Dataset records:
▼▼▼

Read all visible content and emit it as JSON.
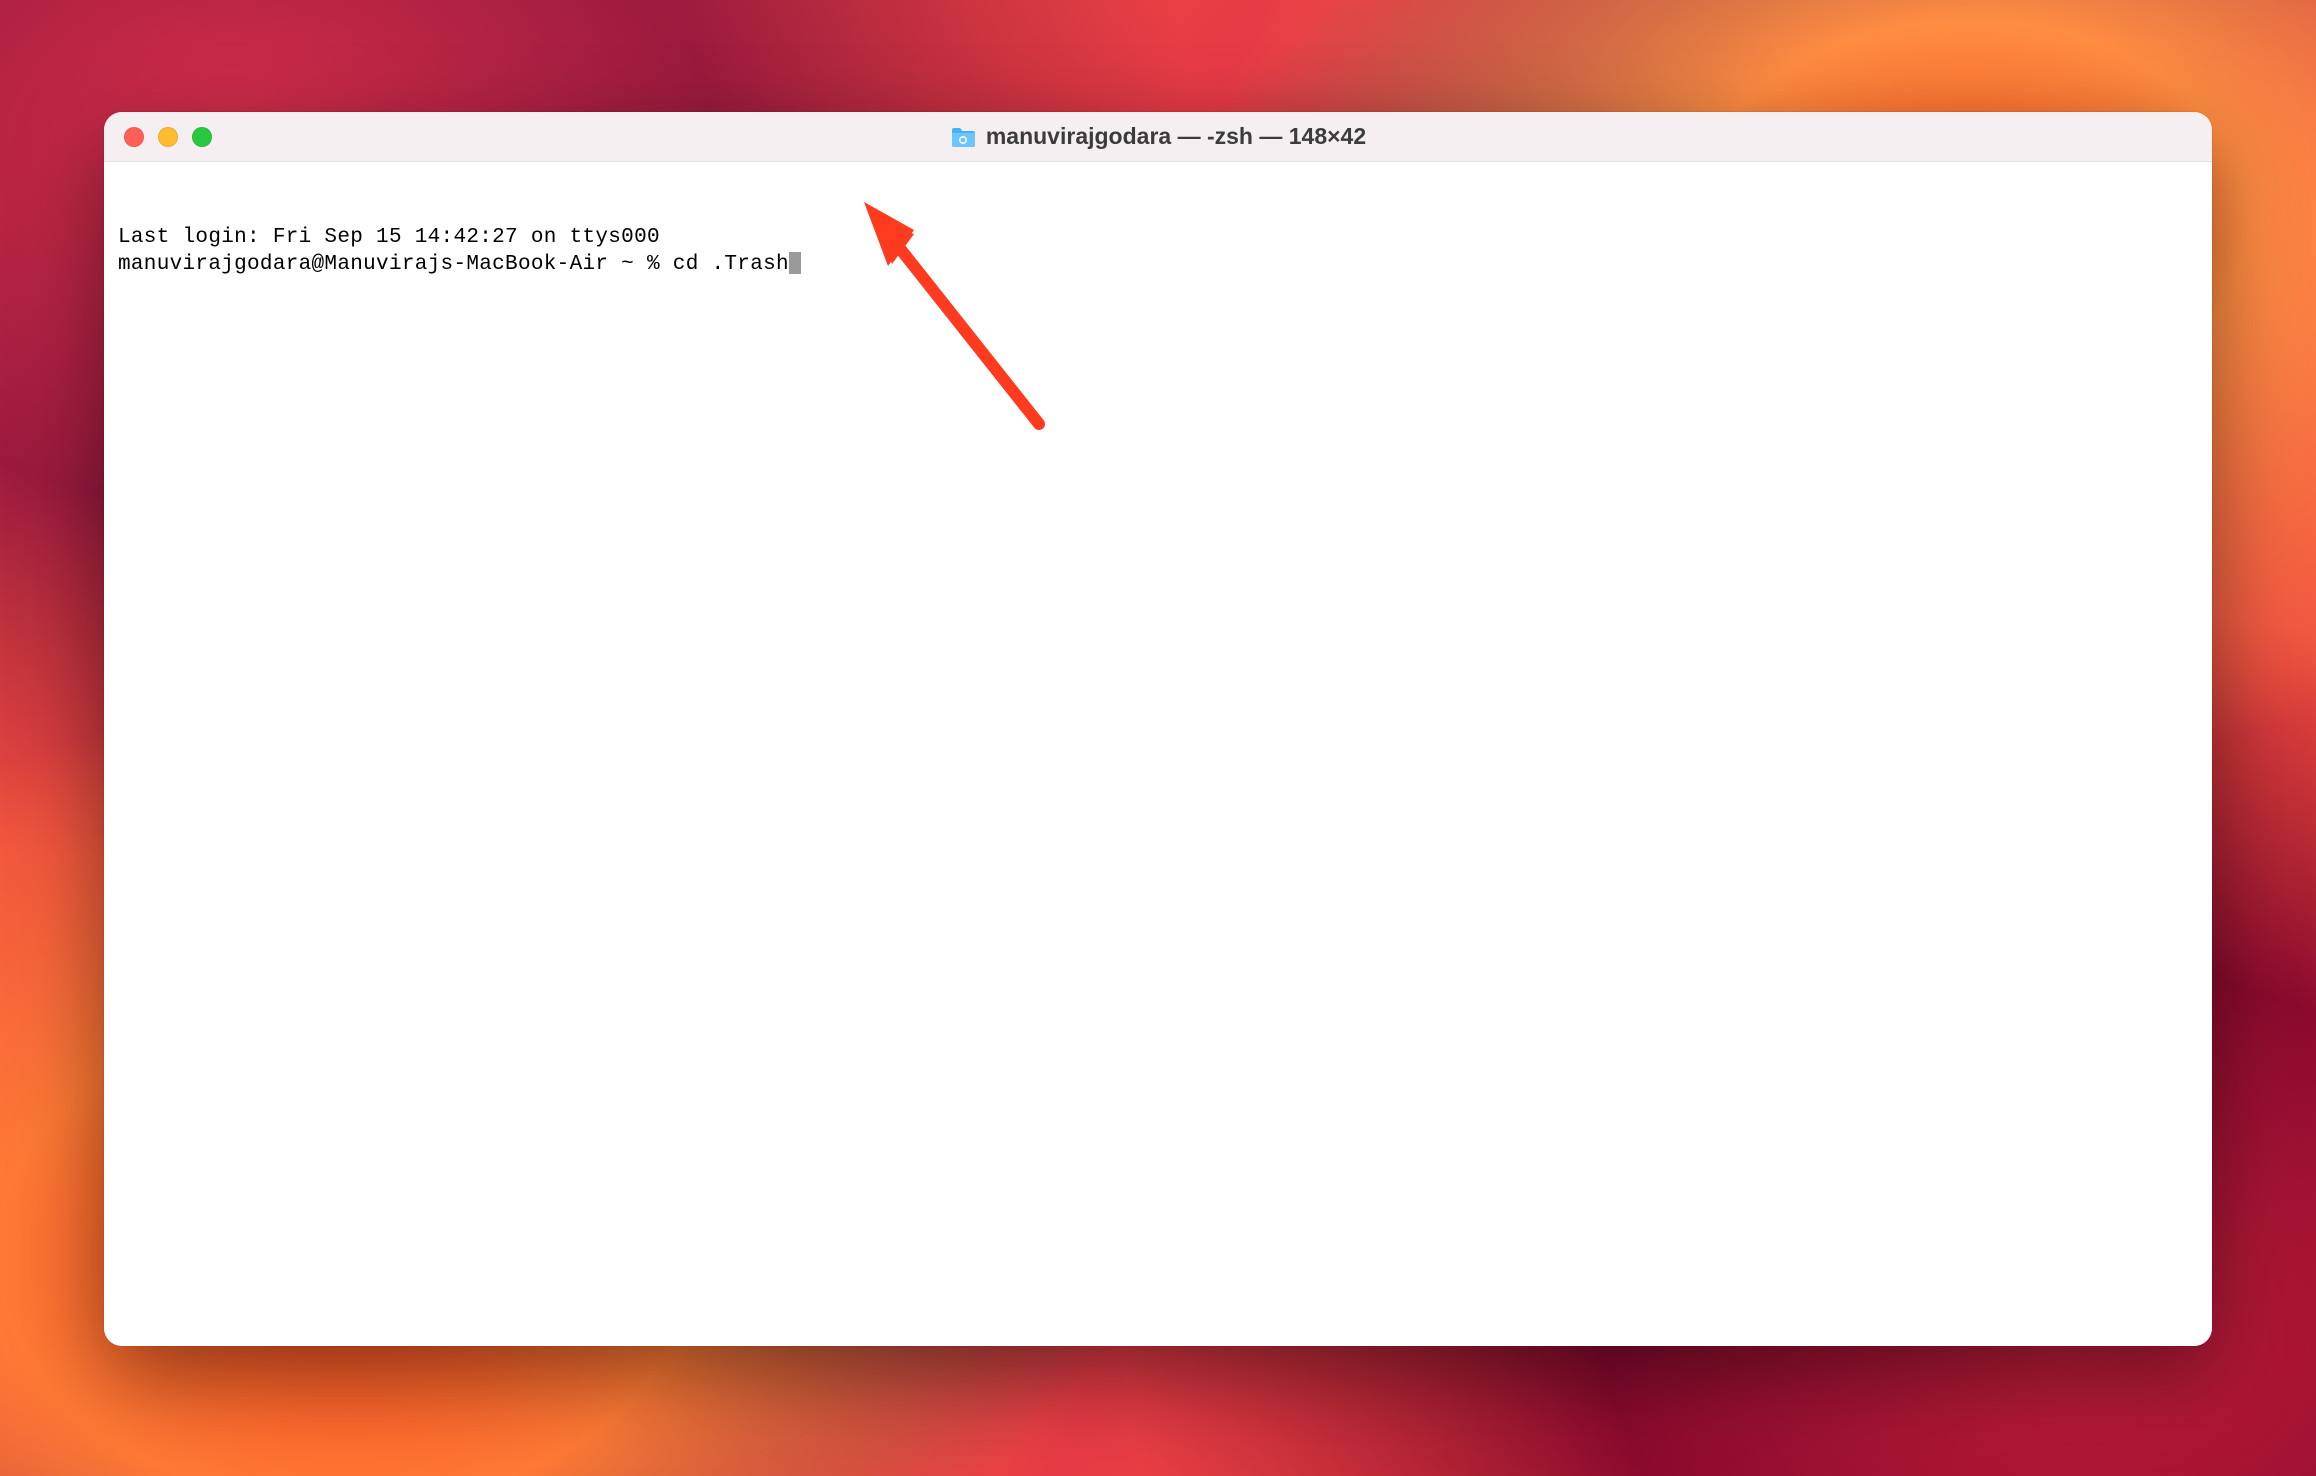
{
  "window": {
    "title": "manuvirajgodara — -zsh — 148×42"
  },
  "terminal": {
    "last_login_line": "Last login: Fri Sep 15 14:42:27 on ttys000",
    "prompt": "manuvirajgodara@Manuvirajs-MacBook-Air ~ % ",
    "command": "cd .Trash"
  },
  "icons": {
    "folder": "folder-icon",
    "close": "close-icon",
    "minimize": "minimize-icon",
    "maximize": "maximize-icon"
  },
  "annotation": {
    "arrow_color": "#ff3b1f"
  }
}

▲▲▲

§ **Exercise**
Go through the entries above and print each one exactly, minus the pictures.

§ **Exercise solution**
Read all visible content and emit it as JSON.
{
  "window": {
    "title": "manuvirajgodara — -zsh — 148×42"
  },
  "terminal": {
    "last_login_line": "Last login: Fri Sep 15 14:42:27 on ttys000",
    "prompt": "manuvirajgodara@Manuvirajs-MacBook-Air ~ % ",
    "command": "cd .Trash"
  },
  "icons": {
    "folder": "folder-icon",
    "close": "close-icon",
    "minimize": "minimize-icon",
    "maximize": "maximize-icon"
  },
  "annotation": {
    "arrow_color": "#ff3b1f"
  }
}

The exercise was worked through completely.